Extracted data entries:

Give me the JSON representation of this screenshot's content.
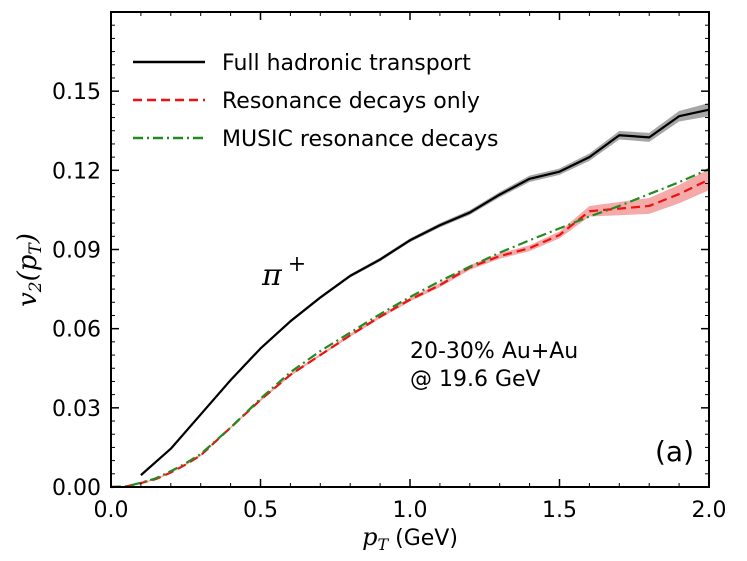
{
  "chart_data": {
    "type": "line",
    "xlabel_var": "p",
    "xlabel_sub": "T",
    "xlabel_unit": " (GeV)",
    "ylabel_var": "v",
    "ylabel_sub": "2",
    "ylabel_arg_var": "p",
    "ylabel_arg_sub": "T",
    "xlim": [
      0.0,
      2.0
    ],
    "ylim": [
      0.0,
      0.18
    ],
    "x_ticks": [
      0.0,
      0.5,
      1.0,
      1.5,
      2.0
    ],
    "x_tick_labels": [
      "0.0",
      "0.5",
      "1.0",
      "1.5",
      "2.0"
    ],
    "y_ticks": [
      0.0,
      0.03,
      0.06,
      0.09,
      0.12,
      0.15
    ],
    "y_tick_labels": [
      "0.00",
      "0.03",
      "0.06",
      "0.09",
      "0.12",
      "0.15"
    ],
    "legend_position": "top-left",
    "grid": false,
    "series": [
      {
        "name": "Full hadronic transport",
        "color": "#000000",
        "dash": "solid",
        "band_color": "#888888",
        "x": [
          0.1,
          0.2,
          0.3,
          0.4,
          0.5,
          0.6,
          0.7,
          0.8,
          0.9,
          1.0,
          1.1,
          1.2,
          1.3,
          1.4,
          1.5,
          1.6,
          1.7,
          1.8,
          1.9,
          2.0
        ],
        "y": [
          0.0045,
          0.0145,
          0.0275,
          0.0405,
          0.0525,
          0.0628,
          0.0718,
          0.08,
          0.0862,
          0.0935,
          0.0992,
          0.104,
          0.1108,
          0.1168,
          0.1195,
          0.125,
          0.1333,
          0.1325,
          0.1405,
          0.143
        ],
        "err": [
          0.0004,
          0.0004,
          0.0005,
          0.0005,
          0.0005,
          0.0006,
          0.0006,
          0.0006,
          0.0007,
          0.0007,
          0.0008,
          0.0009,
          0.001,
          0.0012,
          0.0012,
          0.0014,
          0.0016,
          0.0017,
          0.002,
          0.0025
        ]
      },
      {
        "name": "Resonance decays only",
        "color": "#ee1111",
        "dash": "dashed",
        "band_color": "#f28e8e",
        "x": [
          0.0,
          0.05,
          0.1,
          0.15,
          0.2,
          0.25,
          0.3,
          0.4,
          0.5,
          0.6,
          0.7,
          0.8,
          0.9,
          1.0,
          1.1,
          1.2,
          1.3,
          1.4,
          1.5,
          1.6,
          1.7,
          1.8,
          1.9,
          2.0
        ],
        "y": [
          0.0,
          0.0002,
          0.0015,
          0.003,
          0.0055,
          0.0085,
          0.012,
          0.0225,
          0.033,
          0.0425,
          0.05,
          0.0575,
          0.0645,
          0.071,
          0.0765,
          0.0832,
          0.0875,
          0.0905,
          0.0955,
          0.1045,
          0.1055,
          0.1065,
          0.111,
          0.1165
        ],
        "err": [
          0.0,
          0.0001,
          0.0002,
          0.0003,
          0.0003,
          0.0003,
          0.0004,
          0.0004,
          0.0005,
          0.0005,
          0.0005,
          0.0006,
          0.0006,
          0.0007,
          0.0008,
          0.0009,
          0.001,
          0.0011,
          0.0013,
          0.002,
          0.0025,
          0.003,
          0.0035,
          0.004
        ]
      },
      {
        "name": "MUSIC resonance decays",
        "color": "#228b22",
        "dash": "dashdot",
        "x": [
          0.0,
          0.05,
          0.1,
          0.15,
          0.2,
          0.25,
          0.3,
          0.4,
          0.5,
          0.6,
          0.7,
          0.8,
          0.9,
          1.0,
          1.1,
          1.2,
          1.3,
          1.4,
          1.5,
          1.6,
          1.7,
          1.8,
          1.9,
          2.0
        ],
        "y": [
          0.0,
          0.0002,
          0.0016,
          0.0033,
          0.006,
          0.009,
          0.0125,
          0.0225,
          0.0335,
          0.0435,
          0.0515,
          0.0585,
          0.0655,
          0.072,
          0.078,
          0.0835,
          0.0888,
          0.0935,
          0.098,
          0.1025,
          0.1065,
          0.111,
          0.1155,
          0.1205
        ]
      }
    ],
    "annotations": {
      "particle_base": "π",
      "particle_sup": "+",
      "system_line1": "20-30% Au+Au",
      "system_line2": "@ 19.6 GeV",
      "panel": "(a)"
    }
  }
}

WHAT THIS TASK INVOLVES: Output the data exactly. Pictures don't belong in the result.

FULL ANSWER:
Give me the JSON representation of this screenshot's content.
{
  "chart_data": {
    "type": "line",
    "xlabel_var": "p",
    "xlabel_sub": "T",
    "xlabel_unit": " (GeV)",
    "ylabel_var": "v",
    "ylabel_sub": "2",
    "ylabel_arg_var": "p",
    "ylabel_arg_sub": "T",
    "xlim": [
      0.0,
      2.0
    ],
    "ylim": [
      0.0,
      0.18
    ],
    "x_ticks": [
      0.0,
      0.5,
      1.0,
      1.5,
      2.0
    ],
    "x_tick_labels": [
      "0.0",
      "0.5",
      "1.0",
      "1.5",
      "2.0"
    ],
    "y_ticks": [
      0.0,
      0.03,
      0.06,
      0.09,
      0.12,
      0.15
    ],
    "y_tick_labels": [
      "0.00",
      "0.03",
      "0.06",
      "0.09",
      "0.12",
      "0.15"
    ],
    "legend_position": "top-left",
    "grid": false,
    "series": [
      {
        "name": "Full hadronic transport",
        "color": "#000000",
        "dash": "solid",
        "band_color": "#888888",
        "x": [
          0.1,
          0.2,
          0.3,
          0.4,
          0.5,
          0.6,
          0.7,
          0.8,
          0.9,
          1.0,
          1.1,
          1.2,
          1.3,
          1.4,
          1.5,
          1.6,
          1.7,
          1.8,
          1.9,
          2.0
        ],
        "y": [
          0.0045,
          0.0145,
          0.0275,
          0.0405,
          0.0525,
          0.0628,
          0.0718,
          0.08,
          0.0862,
          0.0935,
          0.0992,
          0.104,
          0.1108,
          0.1168,
          0.1195,
          0.125,
          0.1333,
          0.1325,
          0.1405,
          0.143
        ],
        "err": [
          0.0004,
          0.0004,
          0.0005,
          0.0005,
          0.0005,
          0.0006,
          0.0006,
          0.0006,
          0.0007,
          0.0007,
          0.0008,
          0.0009,
          0.001,
          0.0012,
          0.0012,
          0.0014,
          0.0016,
          0.0017,
          0.002,
          0.0025
        ]
      },
      {
        "name": "Resonance decays only",
        "color": "#ee1111",
        "dash": "dashed",
        "band_color": "#f28e8e",
        "x": [
          0.0,
          0.05,
          0.1,
          0.15,
          0.2,
          0.25,
          0.3,
          0.4,
          0.5,
          0.6,
          0.7,
          0.8,
          0.9,
          1.0,
          1.1,
          1.2,
          1.3,
          1.4,
          1.5,
          1.6,
          1.7,
          1.8,
          1.9,
          2.0
        ],
        "y": [
          0.0,
          0.0002,
          0.0015,
          0.003,
          0.0055,
          0.0085,
          0.012,
          0.0225,
          0.033,
          0.0425,
          0.05,
          0.0575,
          0.0645,
          0.071,
          0.0765,
          0.0832,
          0.0875,
          0.0905,
          0.0955,
          0.1045,
          0.1055,
          0.1065,
          0.111,
          0.1165
        ],
        "err": [
          0.0,
          0.0001,
          0.0002,
          0.0003,
          0.0003,
          0.0003,
          0.0004,
          0.0004,
          0.0005,
          0.0005,
          0.0005,
          0.0006,
          0.0006,
          0.0007,
          0.0008,
          0.0009,
          0.001,
          0.0011,
          0.0013,
          0.002,
          0.0025,
          0.003,
          0.0035,
          0.004
        ]
      },
      {
        "name": "MUSIC resonance decays",
        "color": "#228b22",
        "dash": "dashdot",
        "x": [
          0.0,
          0.05,
          0.1,
          0.15,
          0.2,
          0.25,
          0.3,
          0.4,
          0.5,
          0.6,
          0.7,
          0.8,
          0.9,
          1.0,
          1.1,
          1.2,
          1.3,
          1.4,
          1.5,
          1.6,
          1.7,
          1.8,
          1.9,
          2.0
        ],
        "y": [
          0.0,
          0.0002,
          0.0016,
          0.0033,
          0.006,
          0.009,
          0.0125,
          0.0225,
          0.0335,
          0.0435,
          0.0515,
          0.0585,
          0.0655,
          0.072,
          0.078,
          0.0835,
          0.0888,
          0.0935,
          0.098,
          0.1025,
          0.1065,
          0.111,
          0.1155,
          0.1205
        ]
      }
    ],
    "annotations": {
      "particle_base": "π",
      "particle_sup": "+",
      "system_line1": "20-30% Au+Au",
      "system_line2": "@ 19.6 GeV",
      "panel": "(a)"
    }
  }
}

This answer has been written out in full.